[Start of Data to use]
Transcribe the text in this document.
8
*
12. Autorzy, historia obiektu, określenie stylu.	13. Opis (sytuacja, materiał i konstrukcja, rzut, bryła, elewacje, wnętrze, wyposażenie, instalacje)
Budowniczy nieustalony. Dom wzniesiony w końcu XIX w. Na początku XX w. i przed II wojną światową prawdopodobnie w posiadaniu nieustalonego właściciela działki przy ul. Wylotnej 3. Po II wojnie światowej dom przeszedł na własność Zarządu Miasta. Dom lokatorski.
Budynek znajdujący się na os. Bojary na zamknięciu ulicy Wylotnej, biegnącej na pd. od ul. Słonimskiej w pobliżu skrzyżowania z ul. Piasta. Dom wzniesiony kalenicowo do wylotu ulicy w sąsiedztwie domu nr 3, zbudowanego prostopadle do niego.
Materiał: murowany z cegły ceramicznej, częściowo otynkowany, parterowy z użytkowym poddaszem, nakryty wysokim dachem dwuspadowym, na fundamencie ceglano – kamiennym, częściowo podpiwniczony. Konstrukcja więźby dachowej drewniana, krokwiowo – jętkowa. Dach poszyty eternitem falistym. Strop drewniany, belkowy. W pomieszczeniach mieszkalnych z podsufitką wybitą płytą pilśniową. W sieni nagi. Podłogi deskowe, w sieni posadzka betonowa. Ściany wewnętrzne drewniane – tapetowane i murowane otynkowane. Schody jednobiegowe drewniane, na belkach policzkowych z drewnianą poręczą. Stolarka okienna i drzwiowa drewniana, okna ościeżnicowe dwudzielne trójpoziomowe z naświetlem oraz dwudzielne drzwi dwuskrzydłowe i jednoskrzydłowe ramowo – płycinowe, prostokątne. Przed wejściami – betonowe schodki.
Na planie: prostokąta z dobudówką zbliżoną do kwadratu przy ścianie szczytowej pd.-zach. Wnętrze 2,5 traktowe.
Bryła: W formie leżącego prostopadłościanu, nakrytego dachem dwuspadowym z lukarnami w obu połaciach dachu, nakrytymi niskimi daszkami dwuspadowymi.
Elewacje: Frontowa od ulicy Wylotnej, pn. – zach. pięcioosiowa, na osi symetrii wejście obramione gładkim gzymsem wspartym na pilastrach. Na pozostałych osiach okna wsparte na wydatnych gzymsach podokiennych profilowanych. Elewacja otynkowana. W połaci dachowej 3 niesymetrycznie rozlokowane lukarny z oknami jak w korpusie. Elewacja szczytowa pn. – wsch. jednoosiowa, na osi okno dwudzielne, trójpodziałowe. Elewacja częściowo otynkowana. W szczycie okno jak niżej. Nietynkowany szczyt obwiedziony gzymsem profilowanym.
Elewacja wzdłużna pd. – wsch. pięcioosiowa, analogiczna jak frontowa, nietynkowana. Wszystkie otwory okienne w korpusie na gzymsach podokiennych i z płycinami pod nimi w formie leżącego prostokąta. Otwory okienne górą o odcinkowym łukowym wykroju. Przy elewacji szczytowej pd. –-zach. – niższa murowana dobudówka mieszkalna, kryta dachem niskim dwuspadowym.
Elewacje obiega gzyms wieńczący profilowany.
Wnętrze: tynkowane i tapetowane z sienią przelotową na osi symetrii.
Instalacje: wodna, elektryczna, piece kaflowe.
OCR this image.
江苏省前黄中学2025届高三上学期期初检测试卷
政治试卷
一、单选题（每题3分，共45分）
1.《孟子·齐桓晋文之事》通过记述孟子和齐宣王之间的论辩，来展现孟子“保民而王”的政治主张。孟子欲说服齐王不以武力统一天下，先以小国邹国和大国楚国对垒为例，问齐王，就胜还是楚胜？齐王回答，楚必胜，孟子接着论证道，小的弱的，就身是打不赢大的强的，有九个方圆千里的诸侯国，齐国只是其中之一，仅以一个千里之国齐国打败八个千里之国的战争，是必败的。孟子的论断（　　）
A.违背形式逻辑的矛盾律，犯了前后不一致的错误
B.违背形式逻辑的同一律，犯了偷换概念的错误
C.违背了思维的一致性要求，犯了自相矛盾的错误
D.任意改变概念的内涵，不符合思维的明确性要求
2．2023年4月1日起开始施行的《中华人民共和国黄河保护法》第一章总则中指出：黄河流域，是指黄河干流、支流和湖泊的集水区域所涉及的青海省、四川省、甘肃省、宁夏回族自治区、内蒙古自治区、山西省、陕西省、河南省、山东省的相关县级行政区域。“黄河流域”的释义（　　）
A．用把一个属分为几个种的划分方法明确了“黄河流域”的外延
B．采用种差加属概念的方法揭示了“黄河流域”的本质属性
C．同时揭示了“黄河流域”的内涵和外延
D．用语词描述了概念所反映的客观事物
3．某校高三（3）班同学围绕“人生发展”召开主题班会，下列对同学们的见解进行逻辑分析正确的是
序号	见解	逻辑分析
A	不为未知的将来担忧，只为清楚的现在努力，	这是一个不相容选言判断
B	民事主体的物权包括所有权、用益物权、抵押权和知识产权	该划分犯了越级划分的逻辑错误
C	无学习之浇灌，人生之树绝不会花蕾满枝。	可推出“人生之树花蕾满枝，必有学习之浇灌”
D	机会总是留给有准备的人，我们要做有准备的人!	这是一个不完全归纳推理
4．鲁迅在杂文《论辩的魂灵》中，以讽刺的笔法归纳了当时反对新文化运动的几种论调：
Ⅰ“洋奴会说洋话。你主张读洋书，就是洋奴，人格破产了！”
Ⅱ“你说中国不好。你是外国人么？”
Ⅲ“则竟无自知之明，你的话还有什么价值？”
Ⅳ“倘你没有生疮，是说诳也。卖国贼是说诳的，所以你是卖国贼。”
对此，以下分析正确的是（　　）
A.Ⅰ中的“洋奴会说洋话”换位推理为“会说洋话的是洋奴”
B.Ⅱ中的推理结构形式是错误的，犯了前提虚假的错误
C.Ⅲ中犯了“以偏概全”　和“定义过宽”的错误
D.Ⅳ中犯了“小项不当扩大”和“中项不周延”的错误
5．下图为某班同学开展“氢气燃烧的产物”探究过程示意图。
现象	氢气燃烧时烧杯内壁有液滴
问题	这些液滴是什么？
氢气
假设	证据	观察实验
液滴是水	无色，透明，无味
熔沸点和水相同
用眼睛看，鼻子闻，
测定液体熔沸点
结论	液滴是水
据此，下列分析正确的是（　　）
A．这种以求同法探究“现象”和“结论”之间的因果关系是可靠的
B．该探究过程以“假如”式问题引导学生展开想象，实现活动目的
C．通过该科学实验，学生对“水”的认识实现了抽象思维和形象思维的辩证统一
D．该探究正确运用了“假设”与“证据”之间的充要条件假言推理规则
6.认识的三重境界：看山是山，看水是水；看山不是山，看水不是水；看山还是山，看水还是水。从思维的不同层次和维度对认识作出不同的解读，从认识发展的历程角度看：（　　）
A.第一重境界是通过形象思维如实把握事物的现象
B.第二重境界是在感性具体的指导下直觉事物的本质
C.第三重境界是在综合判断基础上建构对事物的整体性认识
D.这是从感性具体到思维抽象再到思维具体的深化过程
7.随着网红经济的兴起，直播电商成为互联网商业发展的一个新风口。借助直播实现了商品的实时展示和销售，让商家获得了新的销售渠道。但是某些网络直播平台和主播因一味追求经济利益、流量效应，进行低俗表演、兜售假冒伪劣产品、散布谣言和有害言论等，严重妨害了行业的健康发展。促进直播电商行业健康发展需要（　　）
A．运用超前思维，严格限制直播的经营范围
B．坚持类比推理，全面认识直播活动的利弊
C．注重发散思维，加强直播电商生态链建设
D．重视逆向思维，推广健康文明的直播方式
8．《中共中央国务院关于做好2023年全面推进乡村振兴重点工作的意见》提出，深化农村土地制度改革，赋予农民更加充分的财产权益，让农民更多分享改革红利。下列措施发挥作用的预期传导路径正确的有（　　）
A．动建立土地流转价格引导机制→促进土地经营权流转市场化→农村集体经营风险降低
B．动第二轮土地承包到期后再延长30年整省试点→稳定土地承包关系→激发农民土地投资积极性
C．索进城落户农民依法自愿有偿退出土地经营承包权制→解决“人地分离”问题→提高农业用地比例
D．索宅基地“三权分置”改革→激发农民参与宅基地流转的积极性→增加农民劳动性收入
[End of Data to use]
# [Goal]
Exact repetition is required for the lines from the one that contains "OCR this image." through the final line; leave out everything else.

# [Exercise response]
OCR this image.
江苏省前黄中学2025届高三上学期期初检测试卷
政治试卷
一、单选题（每题3分，共45分）
1.《孟子·齐桓晋文之事》通过记述孟子和齐宣王之间的论辩，来展现孟子“保民而王”的政治主张。孟子欲说服齐王不以武力统一天下，先以小国邹国和大国楚国对垒为例，问齐王，就胜还是楚胜？齐王回答，楚必胜，孟子接着论证道，小的弱的，就身是打不赢大的强的，有九个方圆千里的诸侯国，齐国只是其中之一，仅以一个千里之国齐国打败八个千里之国的战争，是必败的。孟子的论断（　　）
A.违背形式逻辑的矛盾律，犯了前后不一致的错误
B.违背形式逻辑的同一律，犯了偷换概念的错误
C.违背了思维的一致性要求，犯了自相矛盾的错误
D.任意改变概念的内涵，不符合思维的明确性要求
2．2023年4月1日起开始施行的《中华人民共和国黄河保护法》第一章总则中指出：黄河流域，是指黄河干流、支流和湖泊的集水区域所涉及的青海省、四川省、甘肃省、宁夏回族自治区、内蒙古自治区、山西省、陕西省、河南省、山东省的相关县级行政区域。“黄河流域”的释义（　　）
A．用把一个属分为几个种的划分方法明确了“黄河流域”的外延
B．采用种差加属概念的方法揭示了“黄河流域”的本质属性
C．同时揭示了“黄河流域”的内涵和外延
D．用语词描述了概念所反映的客观事物
3．某校高三（3）班同学围绕“人生发展”召开主题班会，下列对同学们的见解进行逻辑分析正确的是
序号	见解	逻辑分析
A	不为未知的将来担忧，只为清楚的现在努力，	这是一个不相容选言判断
B	民事主体的物权包括所有权、用益物权、抵押权和知识产权	该划分犯了越级划分的逻辑错误
C	无学习之浇灌，人生之树绝不会花蕾满枝。	可推出“人生之树花蕾满枝，必有学习之浇灌”
D	机会总是留给有准备的人，我们要做有准备的人!	这是一个不完全归纳推理
4．鲁迅在杂文《论辩的魂灵》中，以讽刺的笔法归纳了当时反对新文化运动的几种论调：
Ⅰ“洋奴会说洋话。你主张读洋书，就是洋奴，人格破产了！”
Ⅱ“你说中国不好。你是外国人么？”
Ⅲ“则竟无自知之明，你的话还有什么价值？”
Ⅳ“倘你没有生疮，是说诳也。卖国贼是说诳的，所以你是卖国贼。”
对此，以下分析正确的是（　　）
A.Ⅰ中的“洋奴会说洋话”换位推理为“会说洋话的是洋奴”
B.Ⅱ中的推理结构形式是错误的，犯了前提虚假的错误
C.Ⅲ中犯了“以偏概全”　和“定义过宽”的错误
D.Ⅳ中犯了“小项不当扩大”和“中项不周延”的错误
5．下图为某班同学开展“氢气燃烧的产物”探究过程示意图。
现象	氢气燃烧时烧杯内壁有液滴
问题	这些液滴是什么？
氢气
假设	证据	观察实验
液滴是水	无色，透明，无味
熔沸点和水相同
用眼睛看，鼻子闻，
测定液体熔沸点
结论	液滴是水
据此，下列分析正确的是（　　）
A．这种以求同法探究“现象”和“结论”之间的因果关系是可靠的
B．该探究过程以“假如”式问题引导学生展开想象，实现活动目的
C．通过该科学实验，学生对“水”的认识实现了抽象思维和形象思维的辩证统一
D．该探究正确运用了“假设”与“证据”之间的充要条件假言推理规则
6.认识的三重境界：看山是山，看水是水；看山不是山，看水不是水；看山还是山，看水还是水。从思维的不同层次和维度对认识作出不同的解读，从认识发展的历程角度看：（　　）
A.第一重境界是通过形象思维如实把握事物的现象
B.第二重境界是在感性具体的指导下直觉事物的本质
C.第三重境界是在综合判断基础上建构对事物的整体性认识
D.这是从感性具体到思维抽象再到思维具体的深化过程
7.随着网红经济的兴起，直播电商成为互联网商业发展的一个新风口。借助直播实现了商品的实时展示和销售，让商家获得了新的销售渠道。但是某些网络直播平台和主播因一味追求经济利益、流量效应，进行低俗表演、兜售假冒伪劣产品、散布谣言和有害言论等，严重妨害了行业的健康发展。促进直播电商行业健康发展需要（　　）
A．运用超前思维，严格限制直播的经营范围
B．坚持类比推理，全面认识直播活动的利弊
C．注重发散思维，加强直播电商生态链建设
D．重视逆向思维，推广健康文明的直播方式
8．《中共中央国务院关于做好2023年全面推进乡村振兴重点工作的意见》提出，深化农村土地制度改革，赋予农民更加充分的财产权益，让农民更多分享改革红利。下列措施发挥作用的预期传导路径正确的有（　　）
A．动建立土地流转价格引导机制→促进土地经营权流转市场化→农村集体经营风险降低
B．动第二轮土地承包到期后再延长30年整省试点→稳定土地承包关系→激发农民土地投资积极性
C．索进城落户农民依法自愿有偿退出土地经营承包权制→解决“人地分离”问题→提高农业用地比例
D．索宅基地“三权分置”改革→激发农民参与宅基地流转的积极性→增加农民劳动性收入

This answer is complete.